▶ _Provided material_

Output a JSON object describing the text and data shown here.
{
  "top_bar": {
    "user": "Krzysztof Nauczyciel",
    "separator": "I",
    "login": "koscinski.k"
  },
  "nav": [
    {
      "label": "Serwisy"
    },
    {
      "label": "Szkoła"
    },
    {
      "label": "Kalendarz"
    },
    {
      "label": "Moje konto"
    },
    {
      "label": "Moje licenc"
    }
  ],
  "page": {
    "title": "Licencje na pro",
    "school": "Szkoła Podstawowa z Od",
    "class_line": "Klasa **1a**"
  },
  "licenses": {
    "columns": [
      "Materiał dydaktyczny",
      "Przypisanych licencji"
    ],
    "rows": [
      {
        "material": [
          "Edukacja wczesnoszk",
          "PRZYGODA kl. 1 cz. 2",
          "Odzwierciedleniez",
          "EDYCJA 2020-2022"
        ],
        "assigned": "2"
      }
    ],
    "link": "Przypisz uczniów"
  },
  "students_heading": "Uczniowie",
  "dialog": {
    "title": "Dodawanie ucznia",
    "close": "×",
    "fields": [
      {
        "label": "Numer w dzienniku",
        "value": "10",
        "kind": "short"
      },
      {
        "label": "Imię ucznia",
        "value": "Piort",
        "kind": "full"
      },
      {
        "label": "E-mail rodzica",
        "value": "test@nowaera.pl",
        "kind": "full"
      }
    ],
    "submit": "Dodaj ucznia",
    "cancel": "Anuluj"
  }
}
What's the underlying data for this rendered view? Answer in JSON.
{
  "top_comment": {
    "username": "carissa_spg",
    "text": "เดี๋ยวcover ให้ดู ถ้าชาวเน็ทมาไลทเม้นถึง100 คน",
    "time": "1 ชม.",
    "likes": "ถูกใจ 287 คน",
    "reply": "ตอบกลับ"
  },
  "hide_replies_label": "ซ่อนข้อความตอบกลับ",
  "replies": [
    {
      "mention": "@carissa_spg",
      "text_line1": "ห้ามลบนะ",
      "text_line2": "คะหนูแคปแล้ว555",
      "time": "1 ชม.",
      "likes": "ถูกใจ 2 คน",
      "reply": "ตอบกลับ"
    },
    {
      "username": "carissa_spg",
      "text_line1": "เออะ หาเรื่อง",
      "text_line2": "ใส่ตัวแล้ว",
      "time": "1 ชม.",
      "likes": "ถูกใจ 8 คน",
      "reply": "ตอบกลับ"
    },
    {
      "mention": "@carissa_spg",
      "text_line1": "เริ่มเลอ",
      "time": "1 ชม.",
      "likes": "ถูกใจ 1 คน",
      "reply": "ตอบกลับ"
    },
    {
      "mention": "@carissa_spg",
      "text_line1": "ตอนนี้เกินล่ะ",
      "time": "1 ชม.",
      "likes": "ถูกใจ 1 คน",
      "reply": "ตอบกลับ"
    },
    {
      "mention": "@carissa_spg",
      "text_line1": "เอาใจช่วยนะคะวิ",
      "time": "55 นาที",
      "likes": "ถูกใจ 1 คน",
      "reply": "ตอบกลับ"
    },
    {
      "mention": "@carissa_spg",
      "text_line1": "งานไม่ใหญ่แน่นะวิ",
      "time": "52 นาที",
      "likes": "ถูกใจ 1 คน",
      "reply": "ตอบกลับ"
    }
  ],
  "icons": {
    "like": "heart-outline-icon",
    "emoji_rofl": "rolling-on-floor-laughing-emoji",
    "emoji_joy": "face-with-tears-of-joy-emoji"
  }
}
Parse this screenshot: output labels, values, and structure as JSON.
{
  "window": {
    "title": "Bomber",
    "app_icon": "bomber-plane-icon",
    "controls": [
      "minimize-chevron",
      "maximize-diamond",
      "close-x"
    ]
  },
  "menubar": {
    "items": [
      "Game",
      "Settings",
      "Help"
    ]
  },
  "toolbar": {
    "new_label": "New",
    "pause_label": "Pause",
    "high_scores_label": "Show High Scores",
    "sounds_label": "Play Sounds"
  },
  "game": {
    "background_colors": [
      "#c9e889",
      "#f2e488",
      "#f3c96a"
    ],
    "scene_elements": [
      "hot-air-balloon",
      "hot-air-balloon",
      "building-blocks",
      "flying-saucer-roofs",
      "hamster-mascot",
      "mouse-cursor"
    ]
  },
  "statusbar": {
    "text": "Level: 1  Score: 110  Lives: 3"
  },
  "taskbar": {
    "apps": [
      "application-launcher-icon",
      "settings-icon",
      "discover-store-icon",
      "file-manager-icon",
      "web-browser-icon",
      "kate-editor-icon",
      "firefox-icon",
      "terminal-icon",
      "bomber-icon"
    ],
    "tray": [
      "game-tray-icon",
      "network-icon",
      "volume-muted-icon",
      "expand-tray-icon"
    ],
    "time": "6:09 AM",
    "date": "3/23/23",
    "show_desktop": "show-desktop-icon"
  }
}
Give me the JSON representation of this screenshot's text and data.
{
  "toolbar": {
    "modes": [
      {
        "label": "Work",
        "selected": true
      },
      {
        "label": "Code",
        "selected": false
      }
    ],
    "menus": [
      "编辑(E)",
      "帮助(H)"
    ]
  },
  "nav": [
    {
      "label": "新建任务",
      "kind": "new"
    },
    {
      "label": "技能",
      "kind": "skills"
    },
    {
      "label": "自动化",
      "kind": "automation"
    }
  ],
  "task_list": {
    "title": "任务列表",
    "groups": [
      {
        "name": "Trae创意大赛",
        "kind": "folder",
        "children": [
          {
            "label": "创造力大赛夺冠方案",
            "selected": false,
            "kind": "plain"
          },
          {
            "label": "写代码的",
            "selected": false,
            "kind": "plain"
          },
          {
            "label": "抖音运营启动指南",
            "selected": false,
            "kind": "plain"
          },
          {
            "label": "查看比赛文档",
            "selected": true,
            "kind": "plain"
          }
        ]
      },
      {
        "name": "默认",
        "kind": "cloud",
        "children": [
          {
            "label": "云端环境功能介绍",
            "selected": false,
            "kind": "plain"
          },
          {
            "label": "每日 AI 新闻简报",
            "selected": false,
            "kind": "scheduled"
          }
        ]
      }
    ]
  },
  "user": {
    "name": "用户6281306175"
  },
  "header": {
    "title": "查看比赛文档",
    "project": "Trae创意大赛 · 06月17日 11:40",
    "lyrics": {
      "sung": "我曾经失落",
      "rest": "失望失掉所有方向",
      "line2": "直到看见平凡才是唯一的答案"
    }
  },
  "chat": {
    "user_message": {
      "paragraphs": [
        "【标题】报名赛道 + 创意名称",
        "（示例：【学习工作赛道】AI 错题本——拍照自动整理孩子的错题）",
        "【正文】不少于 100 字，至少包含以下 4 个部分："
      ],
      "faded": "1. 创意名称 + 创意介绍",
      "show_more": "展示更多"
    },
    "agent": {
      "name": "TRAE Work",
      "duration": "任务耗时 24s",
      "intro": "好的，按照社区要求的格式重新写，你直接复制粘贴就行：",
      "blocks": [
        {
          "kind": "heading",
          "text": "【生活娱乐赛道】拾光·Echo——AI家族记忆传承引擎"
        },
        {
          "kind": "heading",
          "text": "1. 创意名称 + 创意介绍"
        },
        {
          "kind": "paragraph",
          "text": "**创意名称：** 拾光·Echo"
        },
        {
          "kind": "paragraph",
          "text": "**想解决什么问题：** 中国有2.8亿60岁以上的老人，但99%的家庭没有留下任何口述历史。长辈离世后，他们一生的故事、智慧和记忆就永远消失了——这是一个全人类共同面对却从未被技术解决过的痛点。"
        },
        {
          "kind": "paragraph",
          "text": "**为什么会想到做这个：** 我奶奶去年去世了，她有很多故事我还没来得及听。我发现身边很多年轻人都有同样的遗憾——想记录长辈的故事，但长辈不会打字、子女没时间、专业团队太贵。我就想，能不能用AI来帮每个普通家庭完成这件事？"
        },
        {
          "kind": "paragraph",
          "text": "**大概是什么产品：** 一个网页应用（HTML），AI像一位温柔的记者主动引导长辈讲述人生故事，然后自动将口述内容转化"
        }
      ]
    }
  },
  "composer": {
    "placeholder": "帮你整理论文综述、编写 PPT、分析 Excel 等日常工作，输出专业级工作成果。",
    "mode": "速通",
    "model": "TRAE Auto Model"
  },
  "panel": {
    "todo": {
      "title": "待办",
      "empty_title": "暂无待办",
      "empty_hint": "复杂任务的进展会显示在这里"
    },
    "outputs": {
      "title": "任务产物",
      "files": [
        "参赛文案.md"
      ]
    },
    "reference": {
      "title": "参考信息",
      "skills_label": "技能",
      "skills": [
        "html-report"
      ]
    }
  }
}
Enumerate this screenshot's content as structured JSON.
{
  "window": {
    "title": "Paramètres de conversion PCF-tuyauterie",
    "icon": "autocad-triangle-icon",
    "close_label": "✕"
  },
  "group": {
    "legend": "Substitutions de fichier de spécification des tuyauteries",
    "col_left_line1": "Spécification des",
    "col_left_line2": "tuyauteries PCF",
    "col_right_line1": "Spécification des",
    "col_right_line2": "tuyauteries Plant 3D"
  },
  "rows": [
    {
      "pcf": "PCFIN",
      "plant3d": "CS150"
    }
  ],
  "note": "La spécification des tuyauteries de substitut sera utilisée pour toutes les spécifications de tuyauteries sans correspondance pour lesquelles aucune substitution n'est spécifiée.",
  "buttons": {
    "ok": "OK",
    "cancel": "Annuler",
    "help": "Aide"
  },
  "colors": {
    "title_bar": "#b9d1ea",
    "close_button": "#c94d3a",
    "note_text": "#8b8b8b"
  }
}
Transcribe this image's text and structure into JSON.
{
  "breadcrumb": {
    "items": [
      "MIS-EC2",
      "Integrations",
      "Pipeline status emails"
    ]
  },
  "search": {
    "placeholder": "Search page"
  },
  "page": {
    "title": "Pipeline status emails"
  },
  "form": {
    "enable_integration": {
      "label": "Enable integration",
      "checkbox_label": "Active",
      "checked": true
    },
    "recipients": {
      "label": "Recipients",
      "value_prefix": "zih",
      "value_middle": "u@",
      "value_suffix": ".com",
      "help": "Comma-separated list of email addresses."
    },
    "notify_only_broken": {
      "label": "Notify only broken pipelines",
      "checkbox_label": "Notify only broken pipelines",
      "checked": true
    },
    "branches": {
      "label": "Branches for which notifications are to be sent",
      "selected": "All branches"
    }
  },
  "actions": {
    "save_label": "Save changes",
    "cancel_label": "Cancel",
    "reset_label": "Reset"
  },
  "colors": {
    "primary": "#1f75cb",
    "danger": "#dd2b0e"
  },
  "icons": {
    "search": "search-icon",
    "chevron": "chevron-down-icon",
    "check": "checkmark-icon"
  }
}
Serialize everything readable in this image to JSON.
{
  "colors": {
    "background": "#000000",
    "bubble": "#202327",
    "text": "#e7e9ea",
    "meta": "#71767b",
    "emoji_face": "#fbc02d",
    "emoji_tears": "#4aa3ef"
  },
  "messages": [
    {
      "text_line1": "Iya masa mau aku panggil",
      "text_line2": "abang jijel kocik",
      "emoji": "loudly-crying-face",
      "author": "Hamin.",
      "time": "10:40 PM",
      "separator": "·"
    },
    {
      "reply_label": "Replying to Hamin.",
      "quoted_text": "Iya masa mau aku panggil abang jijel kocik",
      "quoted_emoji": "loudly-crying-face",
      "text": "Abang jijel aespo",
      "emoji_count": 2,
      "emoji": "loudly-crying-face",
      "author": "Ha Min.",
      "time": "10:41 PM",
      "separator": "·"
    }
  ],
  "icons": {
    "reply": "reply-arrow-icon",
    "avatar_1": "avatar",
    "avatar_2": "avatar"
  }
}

▶ _Stated exercise_
Give back exactly the lines from the line containing "Transcribe this image's" to the end of the entries, and no other lines.

▶ _Finished exercise_
Transcribe this image's text and structure into JSON.
{
  "breadcrumb": {
    "items": [
      "MIS-EC2",
      "Integrations",
      "Pipeline status emails"
    ]
  },
  "search": {
    "placeholder": "Search page"
  },
  "page": {
    "title": "Pipeline status emails"
  },
  "form": {
    "enable_integration": {
      "label": "Enable integration",
      "checkbox_label": "Active",
      "checked": true
    },
    "recipients": {
      "label": "Recipients",
      "value_prefix": "zih",
      "value_middle": "u@",
      "value_suffix": ".com",
      "help": "Comma-separated list of email addresses."
    },
    "notify_only_broken": {
      "label": "Notify only broken pipelines",
      "checkbox_label": "Notify only broken pipelines",
      "checked": true
    },
    "branches": {
      "label": "Branches for which notifications are to be sent",
      "selected": "All branches"
    }
  },
  "actions": {
    "save_label": "Save changes",
    "cancel_label": "Cancel",
    "reset_label": "Reset"
  },
  "colors": {
    "primary": "#1f75cb",
    "danger": "#dd2b0e"
  },
  "icons": {
    "search": "search-icon",
    "chevron": "chevron-down-icon",
    "check": "checkmark-icon"
  }
}
Serialize everything readable in this image to JSON.
{
  "colors": {
    "background": "#000000",
    "bubble": "#202327",
    "text": "#e7e9ea",
    "meta": "#71767b",
    "emoji_face": "#fbc02d",
    "emoji_tears": "#4aa3ef"
  },
  "messages": [
    {
      "text_line1": "Iya masa mau aku panggil",
      "text_line2": "abang jijel kocik",
      "emoji": "loudly-crying-face",
      "author": "Hamin.",
      "time": "10:40 PM",
      "separator": "·"
    },
    {
      "reply_label": "Replying to Hamin.",
      "quoted_text": "Iya masa mau aku panggil abang jijel kocik",
      "quoted_emoji": "loudly-crying-face",
      "text": "Abang jijel aespo",
      "emoji_count": 2,
      "emoji": "loudly-crying-face",
      "author": "Ha Min.",
      "time": "10:41 PM",
      "separator": "·"
    }
  ],
  "icons": {
    "reply": "reply-arrow-icon",
    "avatar_1": "avatar",
    "avatar_2": "avatar"
  }
}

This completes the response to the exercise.